═════ Data supplied ═════

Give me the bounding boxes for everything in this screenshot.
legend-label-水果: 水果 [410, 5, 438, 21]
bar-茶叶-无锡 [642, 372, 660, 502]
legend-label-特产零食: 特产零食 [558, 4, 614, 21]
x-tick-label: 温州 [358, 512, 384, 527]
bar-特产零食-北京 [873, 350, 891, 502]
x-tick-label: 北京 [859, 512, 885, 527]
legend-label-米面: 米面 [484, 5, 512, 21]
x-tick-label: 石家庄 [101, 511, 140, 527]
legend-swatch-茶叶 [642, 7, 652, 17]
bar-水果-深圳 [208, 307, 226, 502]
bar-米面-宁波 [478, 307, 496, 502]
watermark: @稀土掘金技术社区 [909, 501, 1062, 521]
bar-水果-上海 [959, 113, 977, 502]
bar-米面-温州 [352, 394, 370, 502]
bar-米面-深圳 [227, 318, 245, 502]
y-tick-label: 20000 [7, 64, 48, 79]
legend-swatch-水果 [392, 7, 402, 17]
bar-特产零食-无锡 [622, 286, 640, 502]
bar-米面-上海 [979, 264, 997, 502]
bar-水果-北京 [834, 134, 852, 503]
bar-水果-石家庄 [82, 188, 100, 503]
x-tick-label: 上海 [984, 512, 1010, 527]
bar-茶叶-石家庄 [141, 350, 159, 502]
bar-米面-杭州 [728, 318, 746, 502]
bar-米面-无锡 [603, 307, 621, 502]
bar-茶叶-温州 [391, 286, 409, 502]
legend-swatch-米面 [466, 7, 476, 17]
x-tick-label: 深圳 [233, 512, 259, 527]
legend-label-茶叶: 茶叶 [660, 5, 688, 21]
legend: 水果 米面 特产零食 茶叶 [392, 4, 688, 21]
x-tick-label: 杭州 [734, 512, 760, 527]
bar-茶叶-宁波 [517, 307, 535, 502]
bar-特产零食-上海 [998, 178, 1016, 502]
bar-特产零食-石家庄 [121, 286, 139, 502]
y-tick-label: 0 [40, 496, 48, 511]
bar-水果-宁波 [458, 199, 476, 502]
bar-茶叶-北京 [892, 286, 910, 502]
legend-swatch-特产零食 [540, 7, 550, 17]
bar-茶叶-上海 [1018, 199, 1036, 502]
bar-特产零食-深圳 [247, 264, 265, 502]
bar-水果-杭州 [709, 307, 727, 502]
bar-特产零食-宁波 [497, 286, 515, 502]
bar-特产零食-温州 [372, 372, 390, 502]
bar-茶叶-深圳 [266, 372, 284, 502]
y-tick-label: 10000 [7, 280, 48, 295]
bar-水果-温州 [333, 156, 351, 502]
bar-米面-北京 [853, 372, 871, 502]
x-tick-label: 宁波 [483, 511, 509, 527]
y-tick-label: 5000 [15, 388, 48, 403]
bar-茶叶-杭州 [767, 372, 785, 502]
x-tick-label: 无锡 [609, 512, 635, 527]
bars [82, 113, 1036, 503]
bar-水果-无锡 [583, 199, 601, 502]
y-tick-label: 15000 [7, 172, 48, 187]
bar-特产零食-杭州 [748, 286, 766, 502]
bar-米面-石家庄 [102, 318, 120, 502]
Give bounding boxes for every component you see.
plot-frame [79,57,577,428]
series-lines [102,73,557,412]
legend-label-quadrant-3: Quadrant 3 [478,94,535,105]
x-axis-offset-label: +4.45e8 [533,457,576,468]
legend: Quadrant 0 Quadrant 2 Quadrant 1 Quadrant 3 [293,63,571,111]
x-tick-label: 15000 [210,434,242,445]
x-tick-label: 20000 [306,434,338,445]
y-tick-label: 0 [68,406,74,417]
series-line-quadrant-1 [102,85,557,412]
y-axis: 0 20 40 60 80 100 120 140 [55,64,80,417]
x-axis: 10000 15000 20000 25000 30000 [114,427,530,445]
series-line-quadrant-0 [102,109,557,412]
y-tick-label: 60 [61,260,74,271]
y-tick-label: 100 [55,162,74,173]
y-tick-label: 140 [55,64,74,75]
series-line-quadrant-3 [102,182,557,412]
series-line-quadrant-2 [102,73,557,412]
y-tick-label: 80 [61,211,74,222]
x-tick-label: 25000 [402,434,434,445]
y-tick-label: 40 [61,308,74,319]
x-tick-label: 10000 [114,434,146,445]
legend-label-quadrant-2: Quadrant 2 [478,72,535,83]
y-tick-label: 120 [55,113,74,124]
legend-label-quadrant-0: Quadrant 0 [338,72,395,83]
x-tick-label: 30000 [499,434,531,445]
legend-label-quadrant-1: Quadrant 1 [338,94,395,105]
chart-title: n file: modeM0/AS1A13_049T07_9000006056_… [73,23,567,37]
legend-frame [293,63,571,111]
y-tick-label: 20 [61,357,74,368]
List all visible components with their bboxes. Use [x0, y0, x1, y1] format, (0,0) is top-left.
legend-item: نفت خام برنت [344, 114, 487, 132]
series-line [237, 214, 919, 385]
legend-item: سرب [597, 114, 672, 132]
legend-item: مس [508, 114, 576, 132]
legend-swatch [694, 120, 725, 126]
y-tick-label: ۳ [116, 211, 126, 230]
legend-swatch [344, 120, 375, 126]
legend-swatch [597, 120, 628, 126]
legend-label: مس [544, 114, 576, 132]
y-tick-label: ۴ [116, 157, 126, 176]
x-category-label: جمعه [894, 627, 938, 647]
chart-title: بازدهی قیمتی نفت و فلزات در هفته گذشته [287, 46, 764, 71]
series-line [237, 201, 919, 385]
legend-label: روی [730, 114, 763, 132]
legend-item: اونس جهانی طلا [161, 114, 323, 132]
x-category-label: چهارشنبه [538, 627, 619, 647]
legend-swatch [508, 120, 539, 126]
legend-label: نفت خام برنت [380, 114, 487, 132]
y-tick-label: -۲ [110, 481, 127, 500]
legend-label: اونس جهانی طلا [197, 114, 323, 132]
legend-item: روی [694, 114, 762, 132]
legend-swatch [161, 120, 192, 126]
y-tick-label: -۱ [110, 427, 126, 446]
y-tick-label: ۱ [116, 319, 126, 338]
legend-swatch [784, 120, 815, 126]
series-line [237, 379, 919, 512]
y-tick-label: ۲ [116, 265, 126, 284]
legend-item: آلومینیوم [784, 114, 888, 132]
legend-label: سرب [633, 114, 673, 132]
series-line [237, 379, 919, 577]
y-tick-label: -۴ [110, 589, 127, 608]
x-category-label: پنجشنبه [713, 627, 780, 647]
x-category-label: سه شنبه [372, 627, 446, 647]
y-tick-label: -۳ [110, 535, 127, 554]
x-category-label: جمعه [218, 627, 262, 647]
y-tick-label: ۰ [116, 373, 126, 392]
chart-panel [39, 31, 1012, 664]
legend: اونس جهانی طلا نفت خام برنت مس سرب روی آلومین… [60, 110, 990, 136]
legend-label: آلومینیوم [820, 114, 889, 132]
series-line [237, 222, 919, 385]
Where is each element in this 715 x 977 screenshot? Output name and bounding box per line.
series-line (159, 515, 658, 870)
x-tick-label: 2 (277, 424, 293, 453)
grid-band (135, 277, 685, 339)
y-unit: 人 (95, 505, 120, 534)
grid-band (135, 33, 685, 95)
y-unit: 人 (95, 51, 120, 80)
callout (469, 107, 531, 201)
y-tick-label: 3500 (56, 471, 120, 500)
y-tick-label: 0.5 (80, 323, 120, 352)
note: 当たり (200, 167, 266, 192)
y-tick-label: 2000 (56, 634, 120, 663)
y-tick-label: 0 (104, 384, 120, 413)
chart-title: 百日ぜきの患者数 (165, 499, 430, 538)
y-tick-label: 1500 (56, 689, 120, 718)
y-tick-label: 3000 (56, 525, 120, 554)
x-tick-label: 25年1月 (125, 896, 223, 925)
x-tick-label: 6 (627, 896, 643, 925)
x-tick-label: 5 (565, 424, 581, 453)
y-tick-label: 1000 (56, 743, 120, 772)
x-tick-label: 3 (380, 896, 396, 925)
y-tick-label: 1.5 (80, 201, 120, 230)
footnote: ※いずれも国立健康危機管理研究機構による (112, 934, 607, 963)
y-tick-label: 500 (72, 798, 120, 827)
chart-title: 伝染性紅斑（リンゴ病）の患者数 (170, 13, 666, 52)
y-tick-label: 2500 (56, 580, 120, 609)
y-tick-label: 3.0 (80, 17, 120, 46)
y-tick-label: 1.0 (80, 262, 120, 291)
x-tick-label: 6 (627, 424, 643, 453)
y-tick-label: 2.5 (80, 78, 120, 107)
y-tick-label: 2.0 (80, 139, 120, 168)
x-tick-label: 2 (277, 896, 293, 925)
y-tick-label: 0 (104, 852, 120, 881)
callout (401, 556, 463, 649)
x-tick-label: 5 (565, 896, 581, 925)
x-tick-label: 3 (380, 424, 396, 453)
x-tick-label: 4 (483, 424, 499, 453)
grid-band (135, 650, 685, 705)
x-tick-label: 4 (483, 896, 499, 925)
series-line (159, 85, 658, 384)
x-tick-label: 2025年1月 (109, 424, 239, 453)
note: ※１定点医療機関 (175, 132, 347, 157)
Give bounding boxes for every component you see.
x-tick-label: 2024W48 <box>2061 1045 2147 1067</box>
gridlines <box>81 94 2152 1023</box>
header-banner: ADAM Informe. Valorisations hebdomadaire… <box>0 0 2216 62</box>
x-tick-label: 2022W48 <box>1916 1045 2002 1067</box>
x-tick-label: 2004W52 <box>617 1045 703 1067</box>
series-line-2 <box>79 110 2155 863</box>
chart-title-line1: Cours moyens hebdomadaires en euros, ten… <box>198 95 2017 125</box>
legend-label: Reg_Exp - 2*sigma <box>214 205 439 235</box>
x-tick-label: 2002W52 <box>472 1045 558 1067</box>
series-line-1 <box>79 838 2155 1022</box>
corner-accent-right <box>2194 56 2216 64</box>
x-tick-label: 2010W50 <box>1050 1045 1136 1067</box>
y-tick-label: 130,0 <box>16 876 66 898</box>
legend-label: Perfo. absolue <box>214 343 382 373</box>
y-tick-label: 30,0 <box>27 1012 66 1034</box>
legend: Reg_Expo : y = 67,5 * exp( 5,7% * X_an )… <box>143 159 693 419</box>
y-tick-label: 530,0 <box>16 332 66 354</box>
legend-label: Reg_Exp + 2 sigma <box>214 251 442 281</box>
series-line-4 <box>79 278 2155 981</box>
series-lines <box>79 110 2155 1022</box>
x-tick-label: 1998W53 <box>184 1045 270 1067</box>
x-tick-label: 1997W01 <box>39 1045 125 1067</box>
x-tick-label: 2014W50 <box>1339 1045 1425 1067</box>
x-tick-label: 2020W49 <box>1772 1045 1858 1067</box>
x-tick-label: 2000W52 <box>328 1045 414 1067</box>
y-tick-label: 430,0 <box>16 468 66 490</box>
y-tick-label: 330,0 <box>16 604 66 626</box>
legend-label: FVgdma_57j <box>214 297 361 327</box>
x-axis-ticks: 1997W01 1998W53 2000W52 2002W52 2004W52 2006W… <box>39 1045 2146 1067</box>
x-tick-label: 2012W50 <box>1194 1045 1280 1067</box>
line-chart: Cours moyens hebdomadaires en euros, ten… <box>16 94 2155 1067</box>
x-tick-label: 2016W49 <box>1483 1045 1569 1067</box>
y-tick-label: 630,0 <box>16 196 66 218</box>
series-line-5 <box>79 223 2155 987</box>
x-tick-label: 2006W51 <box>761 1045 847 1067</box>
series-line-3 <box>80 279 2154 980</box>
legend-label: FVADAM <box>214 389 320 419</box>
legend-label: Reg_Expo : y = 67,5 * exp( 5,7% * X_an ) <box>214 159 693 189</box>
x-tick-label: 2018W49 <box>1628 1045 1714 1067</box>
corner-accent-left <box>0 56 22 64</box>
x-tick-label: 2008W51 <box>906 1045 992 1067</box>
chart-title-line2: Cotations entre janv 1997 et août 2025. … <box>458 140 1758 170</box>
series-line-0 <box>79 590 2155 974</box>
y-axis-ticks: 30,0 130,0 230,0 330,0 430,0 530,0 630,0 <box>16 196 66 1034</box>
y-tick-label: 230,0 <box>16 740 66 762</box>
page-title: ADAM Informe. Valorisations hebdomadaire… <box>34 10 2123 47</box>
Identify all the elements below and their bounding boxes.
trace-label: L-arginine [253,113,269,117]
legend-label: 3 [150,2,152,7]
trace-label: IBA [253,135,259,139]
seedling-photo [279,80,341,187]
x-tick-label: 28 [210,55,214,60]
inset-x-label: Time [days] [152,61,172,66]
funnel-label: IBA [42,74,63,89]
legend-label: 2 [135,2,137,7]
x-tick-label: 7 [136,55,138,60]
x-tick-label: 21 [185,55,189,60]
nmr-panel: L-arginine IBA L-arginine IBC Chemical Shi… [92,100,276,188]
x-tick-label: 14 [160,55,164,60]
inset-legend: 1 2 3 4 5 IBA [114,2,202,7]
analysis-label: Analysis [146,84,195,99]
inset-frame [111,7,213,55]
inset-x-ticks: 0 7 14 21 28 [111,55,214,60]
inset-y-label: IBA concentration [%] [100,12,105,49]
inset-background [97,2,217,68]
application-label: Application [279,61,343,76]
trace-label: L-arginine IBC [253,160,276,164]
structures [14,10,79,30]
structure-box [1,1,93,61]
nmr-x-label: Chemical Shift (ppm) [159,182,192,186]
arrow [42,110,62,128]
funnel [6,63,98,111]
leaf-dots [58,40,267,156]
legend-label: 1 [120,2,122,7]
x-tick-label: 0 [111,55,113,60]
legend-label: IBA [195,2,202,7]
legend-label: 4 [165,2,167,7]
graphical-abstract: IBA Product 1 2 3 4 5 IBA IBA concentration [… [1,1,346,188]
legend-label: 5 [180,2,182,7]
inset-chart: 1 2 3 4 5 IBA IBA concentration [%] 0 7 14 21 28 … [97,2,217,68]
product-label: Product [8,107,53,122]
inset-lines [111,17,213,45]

═════

__What you have to do__.
Reproduce the listing verbatim from its first line through the line containing "legend-swatch-水果 [392, 7, 402, 17]", with both of those lines included.

__Result__.
Give me the bounding boxes for everything in this screenshot.
legend-label-水果: 水果 [410, 5, 438, 21]
bar-茶叶-无锡 [642, 372, 660, 502]
legend-label-特产零食: 特产零食 [558, 4, 614, 21]
x-tick-label: 温州 [358, 512, 384, 527]
bar-特产零食-北京 [873, 350, 891, 502]
x-tick-label: 北京 [859, 512, 885, 527]
legend-label-米面: 米面 [484, 5, 512, 21]
x-tick-label: 石家庄 [101, 511, 140, 527]
legend-swatch-茶叶 [642, 7, 652, 17]
bar-水果-深圳 [208, 307, 226, 502]
bar-米面-宁波 [478, 307, 496, 502]
watermark: @稀土掘金技术社区 [909, 501, 1062, 521]
bar-水果-上海 [959, 113, 977, 502]
bar-米面-温州 [352, 394, 370, 502]
bar-米面-深圳 [227, 318, 245, 502]
y-tick-label: 20000 [7, 64, 48, 79]
legend-swatch-水果 [392, 7, 402, 17]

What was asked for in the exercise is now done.